Exercise prompt: In the records below, pick out all lines containing the word "group".

____________

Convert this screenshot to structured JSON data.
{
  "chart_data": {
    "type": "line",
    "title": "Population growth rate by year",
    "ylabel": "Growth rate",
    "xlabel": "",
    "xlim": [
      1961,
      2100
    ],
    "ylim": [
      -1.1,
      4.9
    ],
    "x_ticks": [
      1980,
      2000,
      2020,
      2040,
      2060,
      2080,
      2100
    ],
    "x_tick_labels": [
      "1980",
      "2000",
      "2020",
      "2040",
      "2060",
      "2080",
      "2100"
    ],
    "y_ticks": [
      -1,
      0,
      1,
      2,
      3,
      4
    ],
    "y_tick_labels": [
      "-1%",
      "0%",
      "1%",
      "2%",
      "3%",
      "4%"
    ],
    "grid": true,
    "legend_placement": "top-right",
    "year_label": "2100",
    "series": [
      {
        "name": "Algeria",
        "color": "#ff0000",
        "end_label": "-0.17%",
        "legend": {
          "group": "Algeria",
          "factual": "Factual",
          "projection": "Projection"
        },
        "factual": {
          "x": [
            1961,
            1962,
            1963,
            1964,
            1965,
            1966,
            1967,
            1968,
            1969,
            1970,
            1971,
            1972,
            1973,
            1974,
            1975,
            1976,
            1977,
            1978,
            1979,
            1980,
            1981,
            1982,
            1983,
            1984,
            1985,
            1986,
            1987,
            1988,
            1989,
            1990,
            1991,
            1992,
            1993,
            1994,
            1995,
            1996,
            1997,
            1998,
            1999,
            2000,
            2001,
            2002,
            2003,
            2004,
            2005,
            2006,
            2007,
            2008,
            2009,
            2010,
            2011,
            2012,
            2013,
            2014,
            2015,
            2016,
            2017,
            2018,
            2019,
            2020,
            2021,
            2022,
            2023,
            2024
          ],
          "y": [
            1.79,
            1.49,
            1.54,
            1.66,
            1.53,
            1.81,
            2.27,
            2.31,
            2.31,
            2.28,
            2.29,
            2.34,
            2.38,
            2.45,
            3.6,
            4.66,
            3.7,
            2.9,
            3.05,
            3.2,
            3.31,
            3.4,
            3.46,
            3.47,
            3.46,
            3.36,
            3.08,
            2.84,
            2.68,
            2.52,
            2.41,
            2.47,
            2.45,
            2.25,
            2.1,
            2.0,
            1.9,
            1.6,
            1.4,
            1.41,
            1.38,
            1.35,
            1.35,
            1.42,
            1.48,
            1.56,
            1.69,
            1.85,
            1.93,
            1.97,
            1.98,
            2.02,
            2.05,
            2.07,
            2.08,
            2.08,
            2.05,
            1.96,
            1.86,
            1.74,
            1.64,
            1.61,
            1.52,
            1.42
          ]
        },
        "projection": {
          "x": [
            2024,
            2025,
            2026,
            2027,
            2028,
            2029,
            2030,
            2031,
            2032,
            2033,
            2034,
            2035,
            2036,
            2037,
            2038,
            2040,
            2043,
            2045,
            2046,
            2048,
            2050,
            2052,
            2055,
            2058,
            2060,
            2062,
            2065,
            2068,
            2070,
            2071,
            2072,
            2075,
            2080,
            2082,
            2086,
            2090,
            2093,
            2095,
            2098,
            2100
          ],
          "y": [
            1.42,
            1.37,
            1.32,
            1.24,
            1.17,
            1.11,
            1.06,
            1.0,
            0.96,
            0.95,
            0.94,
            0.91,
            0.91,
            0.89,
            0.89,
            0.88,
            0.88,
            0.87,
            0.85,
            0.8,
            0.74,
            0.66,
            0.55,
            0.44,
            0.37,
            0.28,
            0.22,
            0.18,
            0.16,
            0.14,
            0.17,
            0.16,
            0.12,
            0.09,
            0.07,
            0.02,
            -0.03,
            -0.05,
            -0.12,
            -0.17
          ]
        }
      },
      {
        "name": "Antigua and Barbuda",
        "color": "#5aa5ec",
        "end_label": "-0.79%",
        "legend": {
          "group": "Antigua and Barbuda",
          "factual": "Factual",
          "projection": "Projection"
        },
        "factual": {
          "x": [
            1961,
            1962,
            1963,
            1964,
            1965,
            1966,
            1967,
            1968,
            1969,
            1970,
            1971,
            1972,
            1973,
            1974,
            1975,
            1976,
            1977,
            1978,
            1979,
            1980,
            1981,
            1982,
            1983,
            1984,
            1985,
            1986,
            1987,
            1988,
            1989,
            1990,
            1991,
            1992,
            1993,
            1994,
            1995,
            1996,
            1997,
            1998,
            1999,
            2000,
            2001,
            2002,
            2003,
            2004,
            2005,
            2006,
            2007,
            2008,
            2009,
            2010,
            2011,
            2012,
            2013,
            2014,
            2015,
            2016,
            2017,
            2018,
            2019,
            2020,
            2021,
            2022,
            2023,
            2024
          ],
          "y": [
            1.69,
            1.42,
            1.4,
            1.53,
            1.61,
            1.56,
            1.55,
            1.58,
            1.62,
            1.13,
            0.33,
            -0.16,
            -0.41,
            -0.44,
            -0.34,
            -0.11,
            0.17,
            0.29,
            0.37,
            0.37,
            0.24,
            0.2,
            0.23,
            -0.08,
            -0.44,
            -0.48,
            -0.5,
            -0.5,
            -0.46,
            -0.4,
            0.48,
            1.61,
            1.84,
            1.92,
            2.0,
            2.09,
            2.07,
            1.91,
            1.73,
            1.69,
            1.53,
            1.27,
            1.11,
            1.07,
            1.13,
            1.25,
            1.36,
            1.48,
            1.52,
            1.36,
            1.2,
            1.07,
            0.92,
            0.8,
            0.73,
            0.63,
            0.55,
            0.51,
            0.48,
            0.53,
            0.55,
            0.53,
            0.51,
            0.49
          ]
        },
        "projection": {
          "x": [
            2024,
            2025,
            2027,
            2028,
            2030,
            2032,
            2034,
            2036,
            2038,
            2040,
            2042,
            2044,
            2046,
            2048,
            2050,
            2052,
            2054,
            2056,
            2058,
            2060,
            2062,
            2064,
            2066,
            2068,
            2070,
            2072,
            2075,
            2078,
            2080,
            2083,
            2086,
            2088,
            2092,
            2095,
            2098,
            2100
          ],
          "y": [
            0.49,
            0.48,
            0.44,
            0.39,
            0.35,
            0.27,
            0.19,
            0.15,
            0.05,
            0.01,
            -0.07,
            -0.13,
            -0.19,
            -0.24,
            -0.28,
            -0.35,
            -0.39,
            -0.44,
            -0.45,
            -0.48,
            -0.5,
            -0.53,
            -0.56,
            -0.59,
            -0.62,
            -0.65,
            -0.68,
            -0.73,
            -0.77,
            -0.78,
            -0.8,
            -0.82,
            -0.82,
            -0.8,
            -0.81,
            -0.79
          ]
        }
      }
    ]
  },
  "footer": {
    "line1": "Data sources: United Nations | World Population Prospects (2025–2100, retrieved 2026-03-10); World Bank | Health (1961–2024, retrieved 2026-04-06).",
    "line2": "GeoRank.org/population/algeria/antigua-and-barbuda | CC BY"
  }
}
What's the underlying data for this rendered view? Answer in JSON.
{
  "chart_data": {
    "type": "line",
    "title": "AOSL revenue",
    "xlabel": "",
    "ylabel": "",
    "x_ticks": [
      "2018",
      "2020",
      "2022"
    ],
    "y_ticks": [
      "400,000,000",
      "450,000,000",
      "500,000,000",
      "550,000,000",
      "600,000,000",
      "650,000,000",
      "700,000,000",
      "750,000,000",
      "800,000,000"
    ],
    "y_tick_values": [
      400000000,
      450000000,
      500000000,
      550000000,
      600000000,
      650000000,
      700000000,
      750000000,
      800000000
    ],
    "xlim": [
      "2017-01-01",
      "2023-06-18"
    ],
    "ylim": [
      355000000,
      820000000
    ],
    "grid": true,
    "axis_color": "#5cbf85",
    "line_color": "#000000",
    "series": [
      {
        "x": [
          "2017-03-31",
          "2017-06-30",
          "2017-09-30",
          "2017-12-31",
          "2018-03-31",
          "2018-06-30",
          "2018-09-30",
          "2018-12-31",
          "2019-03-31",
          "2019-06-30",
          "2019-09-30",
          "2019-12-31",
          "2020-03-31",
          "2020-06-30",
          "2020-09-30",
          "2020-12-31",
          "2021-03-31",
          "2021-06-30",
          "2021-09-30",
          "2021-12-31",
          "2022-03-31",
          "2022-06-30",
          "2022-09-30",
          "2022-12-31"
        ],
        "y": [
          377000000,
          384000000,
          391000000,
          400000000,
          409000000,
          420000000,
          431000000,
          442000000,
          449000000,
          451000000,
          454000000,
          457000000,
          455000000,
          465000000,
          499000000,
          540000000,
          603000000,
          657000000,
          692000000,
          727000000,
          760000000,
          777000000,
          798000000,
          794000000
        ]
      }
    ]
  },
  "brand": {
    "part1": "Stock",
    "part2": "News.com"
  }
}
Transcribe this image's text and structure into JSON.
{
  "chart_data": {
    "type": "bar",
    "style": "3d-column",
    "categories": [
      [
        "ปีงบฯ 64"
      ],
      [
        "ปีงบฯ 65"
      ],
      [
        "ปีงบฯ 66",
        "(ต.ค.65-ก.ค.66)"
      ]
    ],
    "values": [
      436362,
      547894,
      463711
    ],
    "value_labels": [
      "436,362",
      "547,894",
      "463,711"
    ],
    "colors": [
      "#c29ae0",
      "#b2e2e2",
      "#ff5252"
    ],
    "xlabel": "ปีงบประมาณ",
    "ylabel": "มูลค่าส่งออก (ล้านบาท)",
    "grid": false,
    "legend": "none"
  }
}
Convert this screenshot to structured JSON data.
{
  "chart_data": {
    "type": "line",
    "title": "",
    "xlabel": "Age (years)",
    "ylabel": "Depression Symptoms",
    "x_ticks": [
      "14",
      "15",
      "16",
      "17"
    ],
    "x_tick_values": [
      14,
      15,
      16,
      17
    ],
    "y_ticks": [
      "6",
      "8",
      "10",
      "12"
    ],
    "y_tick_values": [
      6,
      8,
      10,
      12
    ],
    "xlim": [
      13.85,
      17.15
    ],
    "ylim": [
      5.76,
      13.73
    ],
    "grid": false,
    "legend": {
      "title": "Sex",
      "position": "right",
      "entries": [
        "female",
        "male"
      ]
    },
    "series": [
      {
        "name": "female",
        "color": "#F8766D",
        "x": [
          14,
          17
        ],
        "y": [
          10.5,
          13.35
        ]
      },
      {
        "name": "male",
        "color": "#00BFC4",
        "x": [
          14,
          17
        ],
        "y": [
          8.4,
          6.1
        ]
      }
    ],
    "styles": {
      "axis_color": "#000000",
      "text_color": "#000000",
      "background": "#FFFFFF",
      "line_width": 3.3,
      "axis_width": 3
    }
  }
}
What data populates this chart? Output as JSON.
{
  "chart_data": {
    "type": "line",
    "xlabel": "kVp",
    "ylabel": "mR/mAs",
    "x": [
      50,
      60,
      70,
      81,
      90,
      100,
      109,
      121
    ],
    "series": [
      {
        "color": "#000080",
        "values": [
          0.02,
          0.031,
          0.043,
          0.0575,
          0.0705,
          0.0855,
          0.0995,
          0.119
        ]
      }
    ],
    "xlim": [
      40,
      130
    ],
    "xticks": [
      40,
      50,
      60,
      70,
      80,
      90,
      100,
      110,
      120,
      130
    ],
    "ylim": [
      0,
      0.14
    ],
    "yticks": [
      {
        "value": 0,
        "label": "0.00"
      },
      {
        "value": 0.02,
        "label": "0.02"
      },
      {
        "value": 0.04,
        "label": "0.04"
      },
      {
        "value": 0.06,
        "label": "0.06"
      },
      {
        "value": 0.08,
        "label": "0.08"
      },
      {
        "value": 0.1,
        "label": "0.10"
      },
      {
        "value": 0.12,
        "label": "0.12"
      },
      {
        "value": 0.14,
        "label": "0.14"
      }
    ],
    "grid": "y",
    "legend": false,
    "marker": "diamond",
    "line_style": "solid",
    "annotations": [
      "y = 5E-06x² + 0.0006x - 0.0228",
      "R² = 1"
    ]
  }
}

____________

Solution:
          "group": "Algeria",
          "group": "Antigua and Barbuda",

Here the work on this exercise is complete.